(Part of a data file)

================

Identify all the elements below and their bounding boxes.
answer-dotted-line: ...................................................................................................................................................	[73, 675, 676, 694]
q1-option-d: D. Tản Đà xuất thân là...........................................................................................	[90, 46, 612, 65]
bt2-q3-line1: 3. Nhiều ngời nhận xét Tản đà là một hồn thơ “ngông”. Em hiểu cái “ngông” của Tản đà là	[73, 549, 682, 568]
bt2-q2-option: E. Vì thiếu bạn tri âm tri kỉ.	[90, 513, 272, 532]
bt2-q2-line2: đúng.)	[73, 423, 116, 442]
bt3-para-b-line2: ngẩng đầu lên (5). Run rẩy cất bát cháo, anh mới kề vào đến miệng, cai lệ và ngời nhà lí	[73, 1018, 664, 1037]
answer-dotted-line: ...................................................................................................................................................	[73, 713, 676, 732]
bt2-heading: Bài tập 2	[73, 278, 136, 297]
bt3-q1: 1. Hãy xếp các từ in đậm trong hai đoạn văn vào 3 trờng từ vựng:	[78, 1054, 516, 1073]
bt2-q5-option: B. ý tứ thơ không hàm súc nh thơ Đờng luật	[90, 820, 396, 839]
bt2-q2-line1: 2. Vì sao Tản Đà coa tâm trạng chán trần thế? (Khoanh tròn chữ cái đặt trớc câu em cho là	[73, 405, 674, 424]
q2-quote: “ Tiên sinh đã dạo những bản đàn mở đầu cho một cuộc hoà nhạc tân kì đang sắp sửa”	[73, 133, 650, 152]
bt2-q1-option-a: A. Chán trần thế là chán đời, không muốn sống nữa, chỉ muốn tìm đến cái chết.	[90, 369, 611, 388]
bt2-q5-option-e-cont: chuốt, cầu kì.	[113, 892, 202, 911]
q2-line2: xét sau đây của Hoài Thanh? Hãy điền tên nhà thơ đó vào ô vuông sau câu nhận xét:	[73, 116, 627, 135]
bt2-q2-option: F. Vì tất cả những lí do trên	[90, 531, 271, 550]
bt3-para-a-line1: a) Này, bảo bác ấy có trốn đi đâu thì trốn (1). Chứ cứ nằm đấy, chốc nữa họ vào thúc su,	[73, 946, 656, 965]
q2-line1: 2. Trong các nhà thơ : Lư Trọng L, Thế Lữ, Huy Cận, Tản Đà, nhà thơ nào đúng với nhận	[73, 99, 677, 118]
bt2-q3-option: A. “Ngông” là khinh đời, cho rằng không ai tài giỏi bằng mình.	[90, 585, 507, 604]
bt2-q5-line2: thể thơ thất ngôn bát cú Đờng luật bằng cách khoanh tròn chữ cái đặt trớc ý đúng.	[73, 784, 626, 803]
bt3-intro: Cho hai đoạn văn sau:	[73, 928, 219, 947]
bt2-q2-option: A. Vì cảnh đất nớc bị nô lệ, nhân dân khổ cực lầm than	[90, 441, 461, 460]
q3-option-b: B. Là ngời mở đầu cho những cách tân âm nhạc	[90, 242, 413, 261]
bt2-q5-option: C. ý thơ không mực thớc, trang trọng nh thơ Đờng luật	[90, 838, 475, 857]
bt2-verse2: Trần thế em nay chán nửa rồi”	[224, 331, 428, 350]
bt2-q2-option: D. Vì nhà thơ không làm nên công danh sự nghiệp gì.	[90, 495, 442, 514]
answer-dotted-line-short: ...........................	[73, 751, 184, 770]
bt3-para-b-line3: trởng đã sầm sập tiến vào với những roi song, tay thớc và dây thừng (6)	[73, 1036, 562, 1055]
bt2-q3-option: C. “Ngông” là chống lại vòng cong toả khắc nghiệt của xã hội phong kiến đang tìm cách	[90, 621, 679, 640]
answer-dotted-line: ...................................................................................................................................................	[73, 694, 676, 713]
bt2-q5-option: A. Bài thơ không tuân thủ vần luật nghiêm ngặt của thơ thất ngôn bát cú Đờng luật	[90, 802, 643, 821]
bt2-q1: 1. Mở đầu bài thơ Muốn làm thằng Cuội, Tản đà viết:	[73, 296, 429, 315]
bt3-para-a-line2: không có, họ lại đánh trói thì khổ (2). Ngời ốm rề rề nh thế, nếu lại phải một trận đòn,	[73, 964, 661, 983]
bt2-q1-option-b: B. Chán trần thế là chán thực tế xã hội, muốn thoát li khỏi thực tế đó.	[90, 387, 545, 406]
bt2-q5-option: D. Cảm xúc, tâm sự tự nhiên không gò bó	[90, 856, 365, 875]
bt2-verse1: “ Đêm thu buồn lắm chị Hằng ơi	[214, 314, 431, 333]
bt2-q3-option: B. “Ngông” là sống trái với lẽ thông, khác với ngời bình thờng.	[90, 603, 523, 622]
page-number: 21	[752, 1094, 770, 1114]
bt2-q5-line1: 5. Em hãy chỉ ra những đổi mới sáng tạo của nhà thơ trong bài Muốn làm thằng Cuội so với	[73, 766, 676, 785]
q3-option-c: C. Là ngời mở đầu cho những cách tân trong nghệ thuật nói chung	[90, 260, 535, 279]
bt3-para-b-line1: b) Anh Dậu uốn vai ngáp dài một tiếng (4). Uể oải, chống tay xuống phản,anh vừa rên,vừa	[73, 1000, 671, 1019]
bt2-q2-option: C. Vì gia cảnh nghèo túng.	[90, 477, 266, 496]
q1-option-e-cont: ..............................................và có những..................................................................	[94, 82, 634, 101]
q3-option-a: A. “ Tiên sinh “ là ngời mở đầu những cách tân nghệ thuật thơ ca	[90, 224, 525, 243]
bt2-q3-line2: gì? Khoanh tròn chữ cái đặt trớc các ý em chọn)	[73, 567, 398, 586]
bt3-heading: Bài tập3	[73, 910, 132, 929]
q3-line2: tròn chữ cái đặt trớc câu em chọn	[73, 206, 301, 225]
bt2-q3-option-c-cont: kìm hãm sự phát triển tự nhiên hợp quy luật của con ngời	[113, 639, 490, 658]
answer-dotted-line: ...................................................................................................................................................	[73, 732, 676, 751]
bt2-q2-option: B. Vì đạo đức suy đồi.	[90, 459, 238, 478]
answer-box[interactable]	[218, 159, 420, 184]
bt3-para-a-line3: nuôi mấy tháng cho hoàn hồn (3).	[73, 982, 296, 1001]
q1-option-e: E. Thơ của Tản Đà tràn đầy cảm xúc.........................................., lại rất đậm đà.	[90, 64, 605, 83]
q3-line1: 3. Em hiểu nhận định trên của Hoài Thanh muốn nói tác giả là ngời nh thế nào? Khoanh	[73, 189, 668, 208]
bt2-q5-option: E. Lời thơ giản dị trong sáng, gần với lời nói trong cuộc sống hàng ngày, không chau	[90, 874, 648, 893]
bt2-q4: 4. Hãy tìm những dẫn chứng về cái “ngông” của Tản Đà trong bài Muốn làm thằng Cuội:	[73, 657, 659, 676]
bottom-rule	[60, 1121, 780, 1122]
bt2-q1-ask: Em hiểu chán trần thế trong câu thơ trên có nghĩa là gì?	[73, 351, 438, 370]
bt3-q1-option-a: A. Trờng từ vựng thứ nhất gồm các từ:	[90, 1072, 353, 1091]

================

Rewrite every row above as a JSON list of strings, one string per row, leaving out any blank rows.

[
  "Identify all the elements below and their bounding boxes.",
  "answer-dotted-line: ...................................................................................................................................................\t[73, 675, 676, 694]",
  "q1-option-d: D. Tản Đà xuất thân là...........................................................................................\t[90, 46, 612, 65]",
  "bt2-q3-line1: 3. Nhiều ngời nhận xét Tản đà là một hồn thơ “ngông”. Em hiểu cái “ngông” của Tản đà là\t[73, 549, 682, 568]",
  "bt2-q2-option: E. Vì thiếu bạn tri âm tri kỉ.\t[90, 513, 272, 532]",
  "bt2-q2-line2: đúng.)\t[73, 423, 116, 442]",
  "bt3-para-b-line2: ngẩng đầu lên (5). Run rẩy cất bát cháo, anh mới kề vào đến miệng, cai lệ và ngời nhà lí\t[73, 1018, 664, 1037]",
  "answer-dotted-line: ...................................................................................................................................................\t[73, 713, 676, 732]",
  "bt2-heading: Bài tập 2\t[73, 278, 136, 297]",
  "bt3-q1: 1. Hãy xếp các từ in đậm trong hai đoạn văn vào 3 trờng từ vựng:\t[78, 1054, 516, 1073]",
  "bt2-q5-option: B. ý tứ thơ không hàm súc nh thơ Đờng luật\t[90, 820, 396, 839]",
  "bt2-q2-line1: 2. Vì sao Tản Đà coa tâm trạng chán trần thế? (Khoanh tròn chữ cái đặt trớc câu em cho là\t[73, 405, 674, 424]",
  "q2-quote: “ Tiên sinh đã dạo những bản đàn mở đầu cho một cuộc hoà nhạc tân kì đang sắp sửa”\t[73, 133, 650, 152]",
  "bt2-q1-option-a: A. Chán trần thế là chán đời, không muốn sống nữa, chỉ muốn tìm đến cái chết.\t[90, 369, 611, 388]",
  "bt2-q5-option-e-cont: chuốt, cầu kì.\t[113, 892, 202, 911]",
  "q2-line2: xét sau đây của Hoài Thanh? Hãy điền tên nhà thơ đó vào ô vuông sau câu nhận xét:\t[73, 116, 627, 135]",
  "bt2-q2-option: F. Vì tất cả những lí do trên\t[90, 531, 271, 550]",
  "bt3-para-a-line1: a) Này, bảo bác ấy có trốn đi đâu thì trốn (1). Chứ cứ nằm đấy, chốc nữa họ vào thúc su,\t[73, 946, 656, 965]",
  "q2-line1: 2. Trong các nhà thơ : Lư Trọng L, Thế Lữ, Huy Cận, Tản Đà, nhà thơ nào đúng với nhận\t[73, 99, 677, 118]",
  "bt2-q3-option: A. “Ngông” là khinh đời, cho rằng không ai tài giỏi bằng mình.\t[90, 585, 507, 604]",
  "bt2-q5-line2: thể thơ thất ngôn bát cú Đờng luật bằng cách khoanh tròn chữ cái đặt trớc ý đúng.\t[73, 784, 626, 803]",
  "bt3-intro: Cho hai đoạn văn sau:\t[73, 928, 219, 947]",
  "bt2-q2-option: A. Vì cảnh đất nớc bị nô lệ, nhân dân khổ cực lầm than\t[90, 441, 461, 460]",
  "q3-option-b: B. Là ngời mở đầu cho những cách tân âm nhạc\t[90, 242, 413, 261]",
  "bt2-q5-option: C. ý thơ không mực thớc, trang trọng nh thơ Đờng luật\t[90, 838, 475, 857]",
  "bt2-verse2: Trần thế em nay chán nửa rồi”\t[224, 331, 428, 350]",
  "bt2-q2-option: D. Vì nhà thơ không làm nên công danh sự nghiệp gì.\t[90, 495, 442, 514]",
  "answer-dotted-line-short: ...........................\t[73, 751, 184, 770]",
  "bt3-para-b-line3: trởng đã sầm sập tiến vào với những roi song, tay thớc và dây thừng (6)\t[73, 1036, 562, 1055]",
  "bt2-q3-option: C. “Ngông” là chống lại vòng cong toả khắc nghiệt của xã hội phong kiến đang tìm cách\t[90, 621, 679, 640]",
  "answer-dotted-line: ...................................................................................................................................................\t[73, 694, 676, 713]",
  "bt2-q5-option: A. Bài thơ không tuân thủ vần luật nghiêm ngặt của thơ thất ngôn bát cú Đờng luật\t[90, 802, 643, 821]",
  "bt2-q1: 1. Mở đầu bài thơ Muốn làm thằng Cuội, Tản đà viết:\t[73, 296, 429, 315]",
  "bt3-para-a-line2: không có, họ lại đánh trói thì khổ (2). Ngời ốm rề rề nh thế, nếu lại phải một trận đòn,\t[73, 964, 661, 983]",
  "bt2-q1-option-b: B. Chán trần thế là chán thực tế xã hội, muốn thoát li khỏi thực tế đó.\t[90, 387, 545, 406]",
  "bt2-q5-option: D. Cảm xúc, tâm sự tự nhiên không gò bó\t[90, 856, 365, 875]",
  "bt2-verse1: “ Đêm thu buồn lắm chị Hằng ơi\t[214, 314, 431, 333]",
  "bt2-q3-option: B. “Ngông” là sống trái với lẽ thông, khác với ngời bình thờng.\t[90, 603, 523, 622]",
  "page-number: 21\t[752, 1094, 770, 1114]",
  "bt2-q5-line1: 5. Em hãy chỉ ra những đổi mới sáng tạo của nhà thơ trong bài Muốn làm thằng Cuội so với\t[73, 766, 676, 785]",
  "q3-option-c: C. Là ngời mở đầu cho những cách tân trong nghệ thuật nói chung\t[90, 260, 535, 279]",
  "bt3-para-b-line1: b) Anh Dậu uốn vai ngáp dài một tiếng (4). Uể oải, chống tay xuống phản,anh vừa rên,vừa\t[73, 1000, 671, 1019]",
  "bt2-q2-option: C. Vì gia cảnh nghèo túng.\t[90, 477, 266, 496]",
  "q1-option-e-cont: ..............................................và có những..................................................................\t[94, 82, 634, 101]",
  "q3-option-a: A. “ Tiên sinh “ là ngời mở đầu những cách tân nghệ thuật thơ ca\t[90, 224, 525, 243]",
  "bt2-q3-line2: gì? Khoanh tròn chữ cái đặt trớc các ý em chọn)\t[73, 567, 398, 586]",
  "bt3-heading: Bài tập3\t[73, 910, 132, 929]",
  "q3-line2: tròn chữ cái đặt trớc câu em chọn\t[73, 206, 301, 225]",
  "bt2-q3-option-c-cont: kìm hãm sự phát triển tự nhiên hợp quy luật của con ngời\t[113, 639, 490, 658]",
  "answer-dotted-line: ...................................................................................................................................................\t[73, 732, 676, 751]",
  "bt2-q2-option: B. Vì đạo đức suy đồi.\t[90, 459, 238, 478]",
  "answer-box[interactable]\t[218, 159, 420, 184]",
  "bt3-para-a-line3: nuôi mấy tháng cho hoàn hồn (3).\t[73, 982, 296, 1001]",
  "q1-option-e: E. Thơ của Tản Đà tràn đầy cảm xúc.........................................., lại rất đậm đà.\t[90, 64, 605, 83]",
  "q3-line1: 3. Em hiểu nhận định trên của Hoài Thanh muốn nói tác giả là ngời nh thế nào? Khoanh\t[73, 189, 668, 208]",
  "bt2-q5-option: E. Lời thơ giản dị trong sáng, gần với lời nói trong cuộc sống hàng ngày, không chau\t[90, 874, 648, 893]",
  "bt2-q4: 4. Hãy tìm những dẫn chứng về cái “ngông” của Tản Đà trong bài Muốn làm thằng Cuội:\t[73, 657, 659, 676]",
  "bottom-rule\t[60, 1121, 780, 1122]",
  "bt2-q1-ask: Em hiểu chán trần thế trong câu thơ trên có nghĩa là gì?\t[73, 351, 438, 370]",
  "bt3-q1-option-a: A. Trờng từ vựng thứ nhất gồm các từ:\t[90, 1072, 353, 1091]"
]